#### Source data

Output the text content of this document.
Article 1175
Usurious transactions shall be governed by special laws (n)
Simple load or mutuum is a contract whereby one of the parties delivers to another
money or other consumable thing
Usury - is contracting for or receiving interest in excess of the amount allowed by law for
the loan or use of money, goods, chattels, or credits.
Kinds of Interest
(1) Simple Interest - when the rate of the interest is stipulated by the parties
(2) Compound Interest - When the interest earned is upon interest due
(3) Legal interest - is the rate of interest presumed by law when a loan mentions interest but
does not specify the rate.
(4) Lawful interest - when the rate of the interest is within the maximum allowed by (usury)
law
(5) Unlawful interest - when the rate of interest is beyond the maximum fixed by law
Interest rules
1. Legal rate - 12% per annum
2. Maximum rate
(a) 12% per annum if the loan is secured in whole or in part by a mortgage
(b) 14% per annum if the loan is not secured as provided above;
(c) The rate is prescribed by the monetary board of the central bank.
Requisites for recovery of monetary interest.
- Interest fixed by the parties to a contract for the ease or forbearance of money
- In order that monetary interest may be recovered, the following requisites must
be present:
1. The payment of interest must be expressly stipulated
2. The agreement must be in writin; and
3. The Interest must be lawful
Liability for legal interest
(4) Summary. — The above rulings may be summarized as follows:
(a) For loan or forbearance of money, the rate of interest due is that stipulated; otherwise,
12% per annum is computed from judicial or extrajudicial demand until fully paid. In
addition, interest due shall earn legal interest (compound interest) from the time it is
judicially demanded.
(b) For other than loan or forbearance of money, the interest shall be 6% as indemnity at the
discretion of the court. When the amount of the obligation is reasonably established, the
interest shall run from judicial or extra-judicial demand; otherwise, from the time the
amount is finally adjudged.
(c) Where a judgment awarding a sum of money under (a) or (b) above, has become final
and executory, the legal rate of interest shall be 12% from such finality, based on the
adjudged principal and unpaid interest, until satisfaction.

########

_Given problem:_
Go through the records and show every line with the string "forbearance" in it.

_Task output:_
- Interest fixed by the parties to a contract for the ease or forbearance of money
(a) For loan or forbearance of money, the rate of interest due is that stipulated; otherwise,
(b) For other than loan or forbearance of money, the interest shall be 6% as indemnity at the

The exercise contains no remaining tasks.